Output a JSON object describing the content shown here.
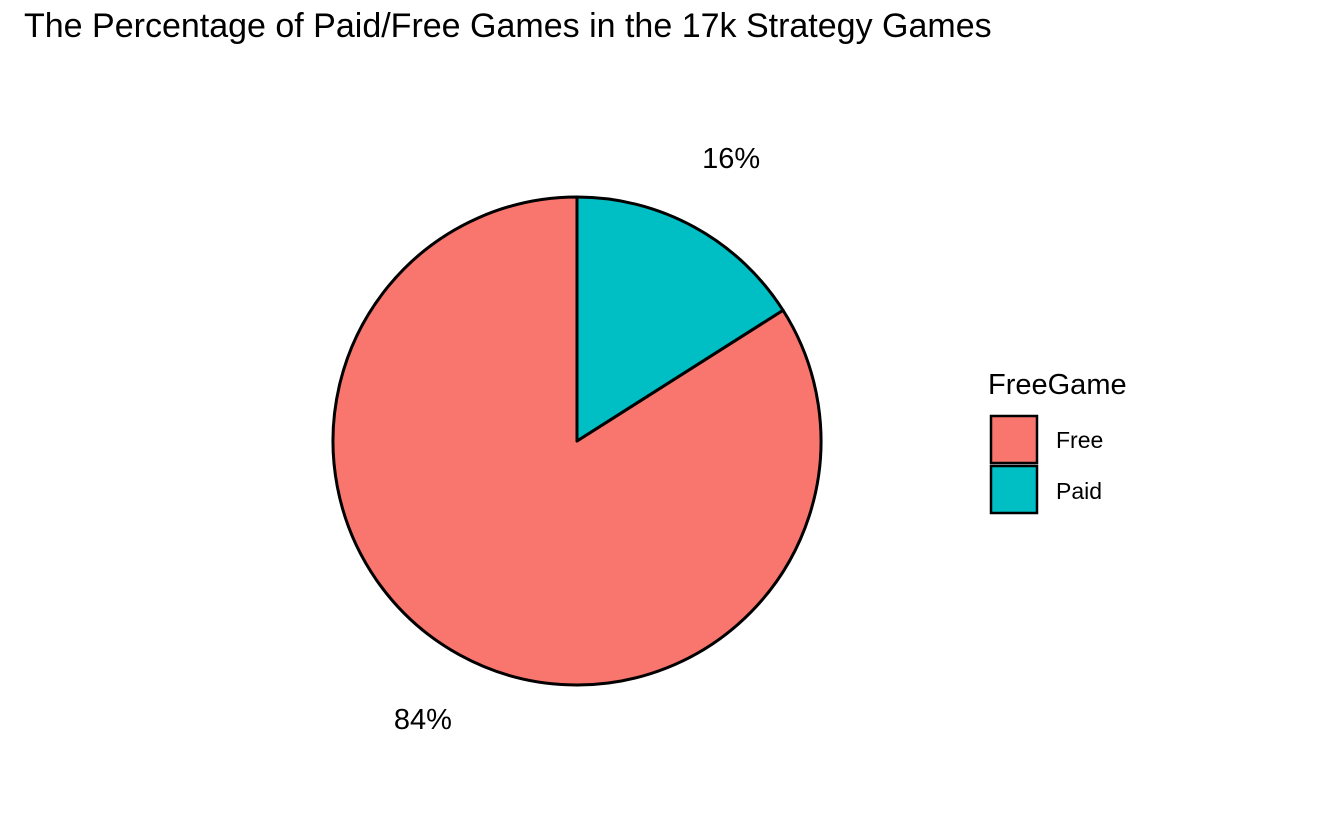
{
  "chart_data": {
    "type": "pie",
    "title": "The Percentage of Paid/Free Games in the 17k Strategy Games",
    "categories": [
      "Free",
      "Paid"
    ],
    "values": [
      84,
      16
    ],
    "labels": [
      "84%",
      "16%"
    ],
    "colors": [
      "#F8766D",
      "#00BFC4"
    ],
    "start": "12 o'clock",
    "direction": "counterclockwise",
    "legend": {
      "title": "FreeGame",
      "position": "right",
      "items": [
        "Free",
        "Paid"
      ]
    }
  }
}
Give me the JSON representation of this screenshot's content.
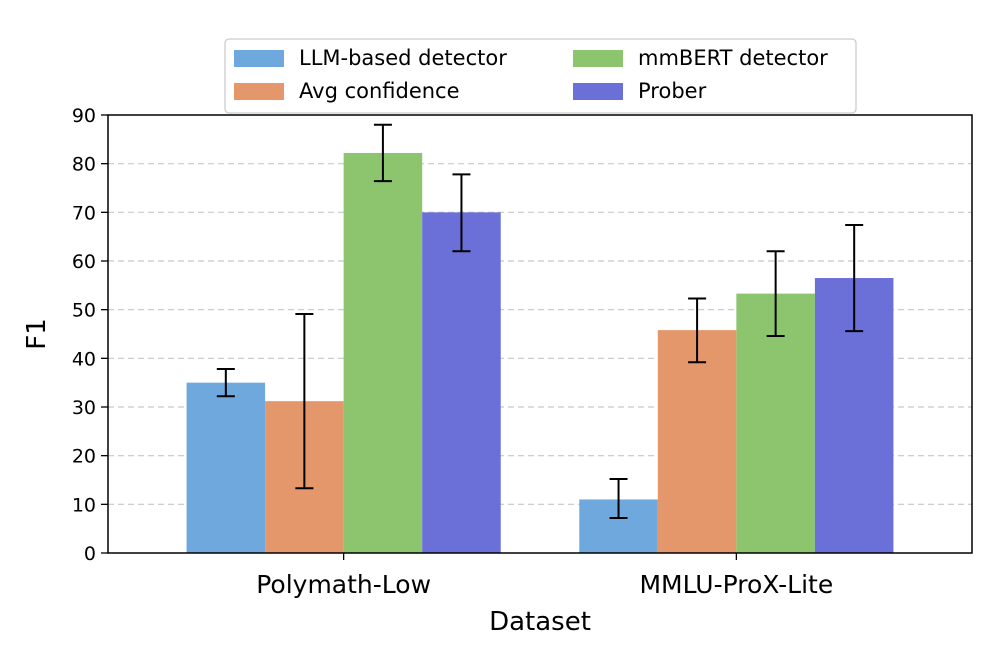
{
  "chart_data": {
    "type": "bar",
    "categories": [
      "Polymath-Low",
      "MMLU-ProX-Lite"
    ],
    "xlabel": "Dataset",
    "ylabel": "F1",
    "ylim": [
      0,
      90
    ],
    "yticks": [
      0,
      10,
      20,
      30,
      40,
      50,
      60,
      70,
      80,
      90
    ],
    "grid": "y-dashed",
    "legend_position": "top-center",
    "series": [
      {
        "name": "LLM-based detector",
        "color": "#6fa8dc",
        "values": [
          35.0,
          11.0
        ],
        "error_low": [
          32.2,
          7.2
        ],
        "error_high": [
          37.8,
          15.2
        ]
      },
      {
        "name": "Avg confidence",
        "color": "#e5976c",
        "values": [
          31.2,
          45.8
        ],
        "error_low": [
          13.3,
          39.2
        ],
        "error_high": [
          49.1,
          52.3
        ]
      },
      {
        "name": "mmBERT detector",
        "color": "#8cc56e",
        "values": [
          82.2,
          53.3
        ],
        "error_low": [
          76.4,
          44.6
        ],
        "error_high": [
          88.0,
          62.0
        ]
      },
      {
        "name": "Prober",
        "color": "#6b70d9",
        "values": [
          70.0,
          56.5
        ],
        "error_low": [
          62.0,
          45.6
        ],
        "error_high": [
          77.8,
          67.4
        ]
      }
    ]
  }
}
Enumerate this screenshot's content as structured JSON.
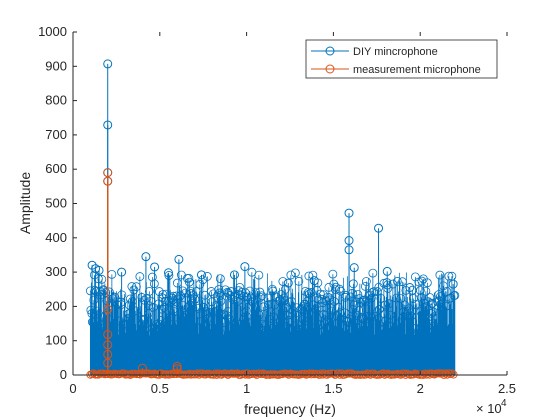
{
  "chart_data": {
    "type": "stem",
    "xlabel": "frequency (Hz)",
    "ylabel": "Amplitude",
    "x_exponent_label": "× 10",
    "x_exponent_power": "4",
    "xlim": [
      0,
      25000
    ],
    "ylim": [
      0,
      1000
    ],
    "x_ticks": [
      0,
      5000,
      10000,
      15000,
      20000,
      25000
    ],
    "x_tick_labels": [
      "0",
      "0.5",
      "1",
      "1.5",
      "2",
      "2.5"
    ],
    "y_ticks": [
      0,
      100,
      200,
      300,
      400,
      500,
      600,
      700,
      800,
      900,
      1000
    ],
    "y_tick_labels": [
      "0",
      "100",
      "200",
      "300",
      "400",
      "500",
      "600",
      "700",
      "800",
      "900",
      "1000"
    ],
    "legend_position": "top-right",
    "series": [
      {
        "name": "DIY mincrophone",
        "color": "#0072BD",
        "dense_band": {
          "x_range": [
            1000,
            22000
          ],
          "typical_max": 250,
          "max_envelope": 300
        },
        "points": [
          {
            "x": 2000,
            "y": 907
          },
          {
            "x": 2000,
            "y": 729
          },
          {
            "x": 2000,
            "y": 590
          },
          {
            "x": 2000,
            "y": 565
          },
          {
            "x": 1100,
            "y": 320
          },
          {
            "x": 1300,
            "y": 310
          },
          {
            "x": 1500,
            "y": 305
          },
          {
            "x": 2800,
            "y": 300
          },
          {
            "x": 4200,
            "y": 345
          },
          {
            "x": 4700,
            "y": 315
          },
          {
            "x": 5500,
            "y": 298
          },
          {
            "x": 6100,
            "y": 337
          },
          {
            "x": 7400,
            "y": 292
          },
          {
            "x": 9300,
            "y": 292
          },
          {
            "x": 9900,
            "y": 316
          },
          {
            "x": 12400,
            "y": 268
          },
          {
            "x": 13900,
            "y": 275
          },
          {
            "x": 15900,
            "y": 472
          },
          {
            "x": 15900,
            "y": 392
          },
          {
            "x": 15900,
            "y": 365
          },
          {
            "x": 16200,
            "y": 313
          },
          {
            "x": 17600,
            "y": 428
          },
          {
            "x": 18100,
            "y": 302
          },
          {
            "x": 19400,
            "y": 255
          },
          {
            "x": 21900,
            "y": 265
          }
        ]
      },
      {
        "name": "measurement microphone",
        "color": "#D95319",
        "baseline": {
          "x_range": [
            1000,
            22000
          ],
          "typical_max": 5
        },
        "points": [
          {
            "x": 2000,
            "y": 590
          },
          {
            "x": 2000,
            "y": 565
          },
          {
            "x": 2000,
            "y": 192
          },
          {
            "x": 2000,
            "y": 118
          },
          {
            "x": 2000,
            "y": 88
          },
          {
            "x": 2000,
            "y": 60
          },
          {
            "x": 2000,
            "y": 35
          },
          {
            "x": 4000,
            "y": 20
          },
          {
            "x": 6000,
            "y": 25
          },
          {
            "x": 6000,
            "y": 18
          }
        ]
      }
    ]
  }
}
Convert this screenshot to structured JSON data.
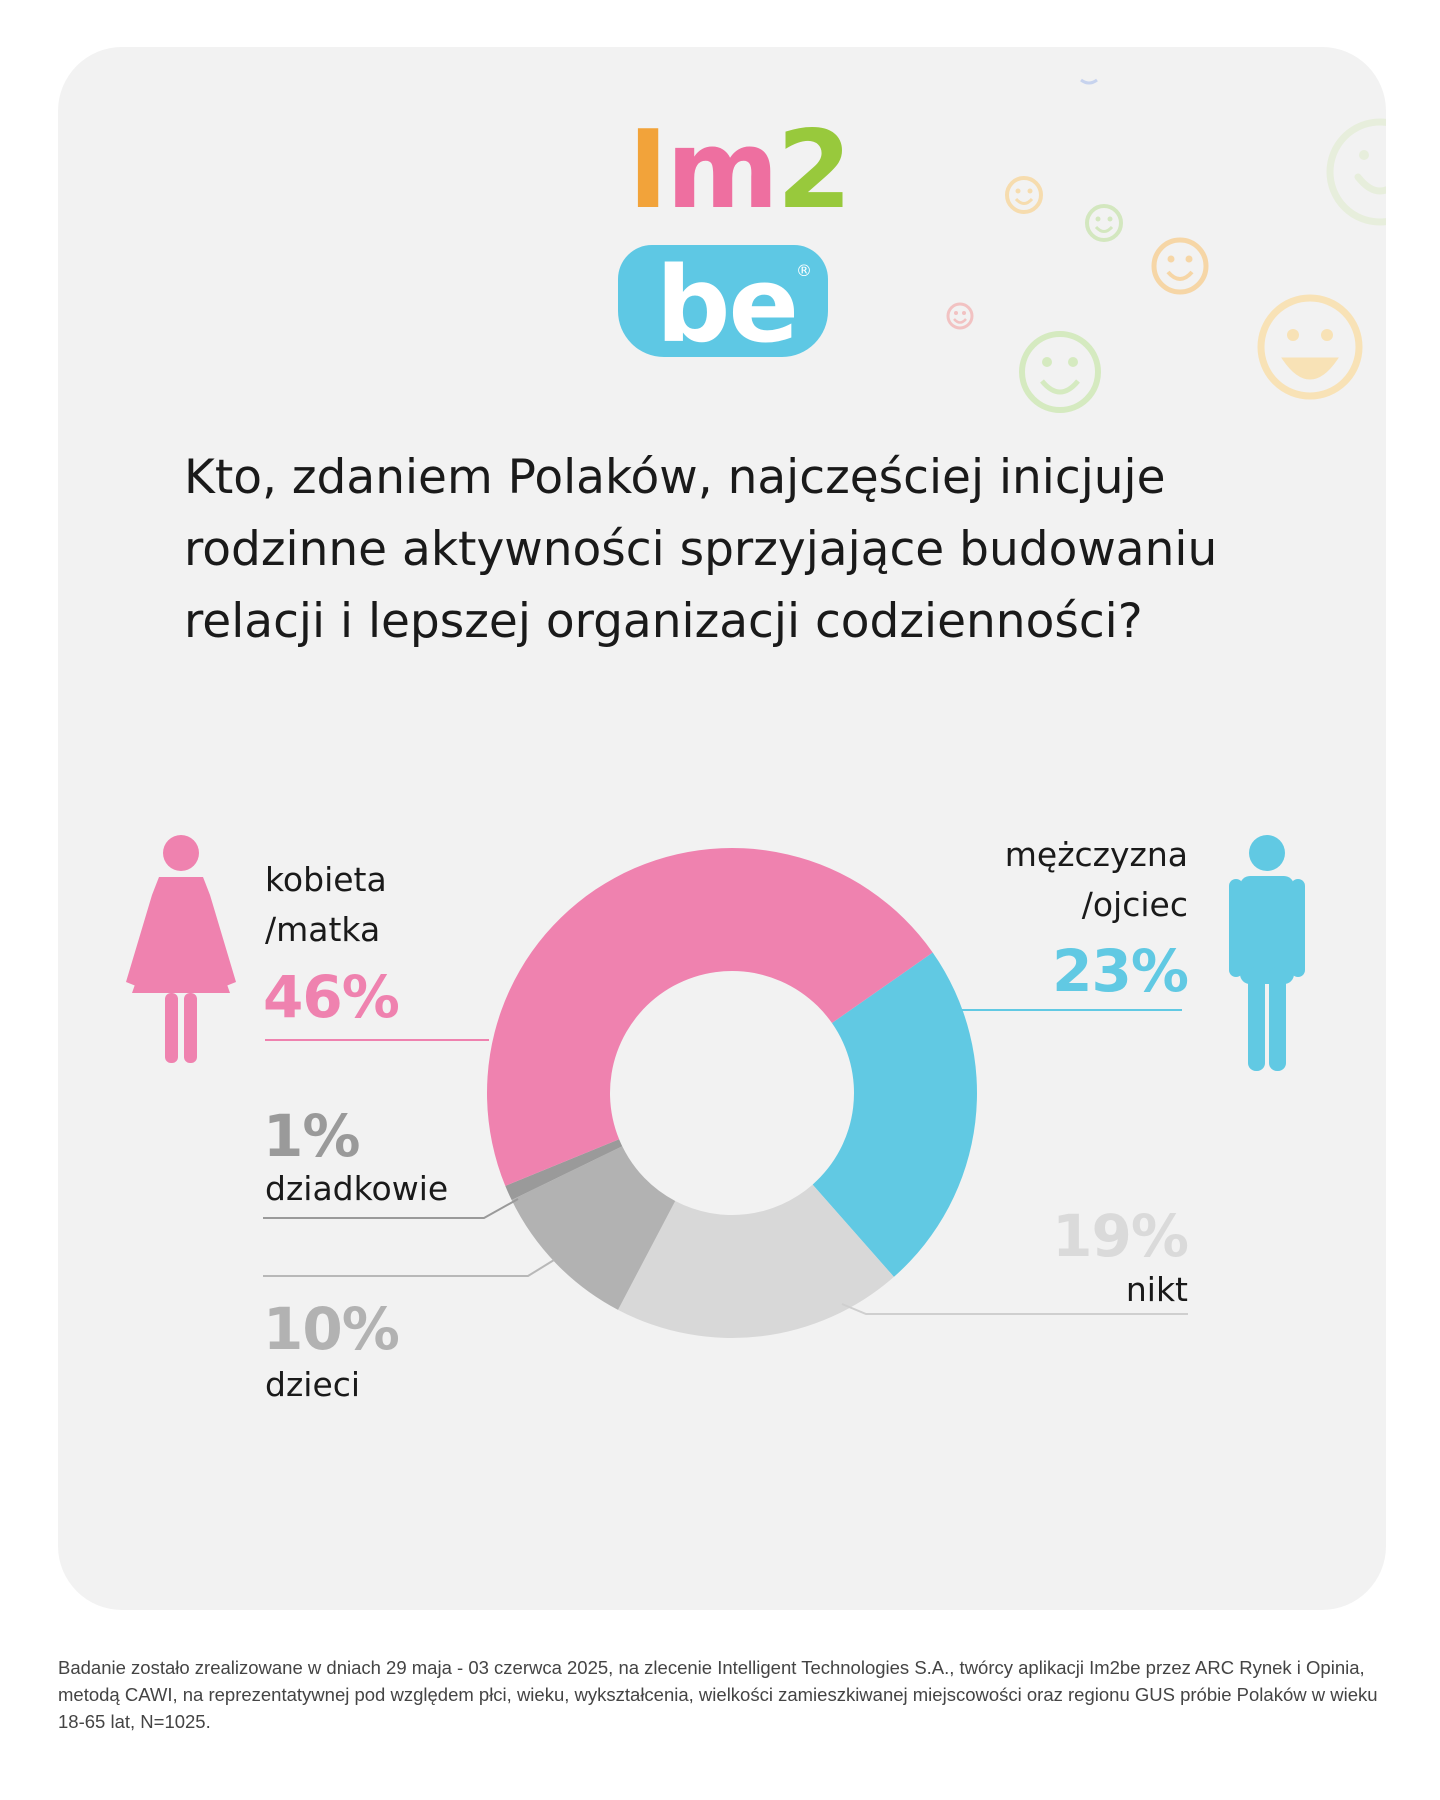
{
  "brand": {
    "logo_line1": "Im2",
    "logo_line2": "be",
    "logo_reg": "®"
  },
  "colors": {
    "pink": "#ef82af",
    "blue": "#61c9e3",
    "light_gray": "#d8d8d8",
    "mid_gray": "#b2b2b2",
    "dark_gray": "#9a9a9a",
    "card_bg": "#f2f2f2"
  },
  "icons": [
    "woman-icon",
    "man-icon",
    "smiley-icon"
  ],
  "chart_data": {
    "type": "pie",
    "title": "Kto, zdaniem Polaków, najczęściej inicjuje rodzinne aktywności sprzyjające budowaniu relacji i lepszej organizacji codzienności?",
    "donut": true,
    "unit": "%",
    "slices": [
      {
        "label_line1": "mężczyzna",
        "label_line2": "/ojciec",
        "value": 23,
        "display": "23%",
        "color": "#61c9e3"
      },
      {
        "label_line1": "nikt",
        "value": 19,
        "display": "19%",
        "color": "#d8d8d8"
      },
      {
        "label_line1": "dzieci",
        "value": 10,
        "display": "10%",
        "color": "#b2b2b2"
      },
      {
        "label_line1": "dziadkowie",
        "value": 1,
        "display": "1%",
        "color": "#9a9a9a"
      },
      {
        "label_line1": "kobieta",
        "label_line2": "/matka",
        "value": 46,
        "display": "46%",
        "color": "#ef82af"
      }
    ]
  },
  "footnote": "Badanie zostało zrealizowane w dniach 29 maja - 03 czerwca 2025, na zlecenie Intelligent Technologies S.A., twórcy aplikacji Im2be przez ARC Rynek i Opinia, metodą CAWI, na reprezentatywnej pod względem płci, wieku, wykształcenia, wielkości zamieszkiwanej miejscowości oraz regionu GUS próbie Polaków w wieku 18-65 lat, N=1025."
}
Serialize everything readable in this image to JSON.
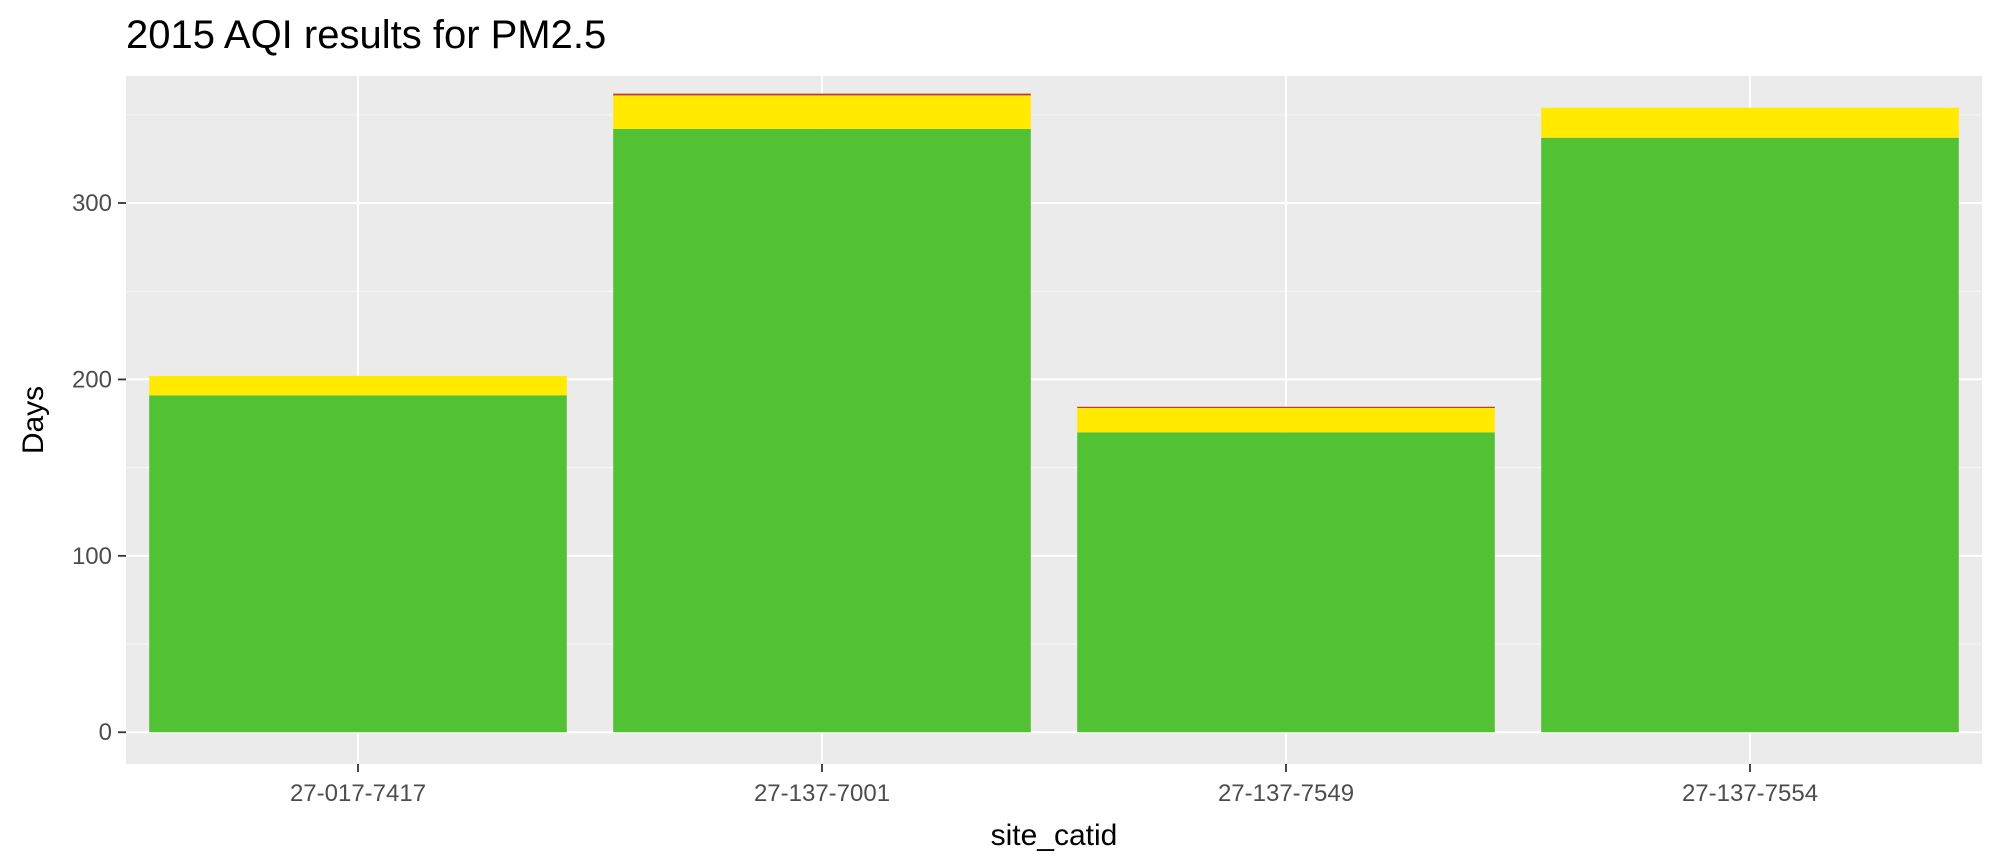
{
  "chart_data": {
    "type": "bar",
    "stacked": true,
    "title": "2015 AQI results for PM2.5",
    "xlabel": "site_catid",
    "ylabel": "Days",
    "ylim": [
      -18,
      372
    ],
    "yticks": [
      0,
      100,
      200,
      300
    ],
    "grid": true,
    "legend": "none",
    "categories": [
      "27-017-7417",
      "27-137-7001",
      "27-137-7549",
      "27-137-7554"
    ],
    "series": [
      {
        "color": "#53c134",
        "values": [
          191,
          342,
          170,
          337
        ]
      },
      {
        "color": "#ffea00",
        "values": [
          11,
          19,
          14,
          17
        ]
      },
      {
        "color": "#c0392b",
        "values": [
          0,
          1,
          0.5,
          0
        ]
      }
    ]
  }
}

####################

**SET PROBLEM**
Check all the records above and select each line where the string "ylabel" is found.

**SOLUTION TO THE PROBLEM**
    "ylabel": "F1",
    "ylabel": "Amplitude",
    "ylabel": "Days",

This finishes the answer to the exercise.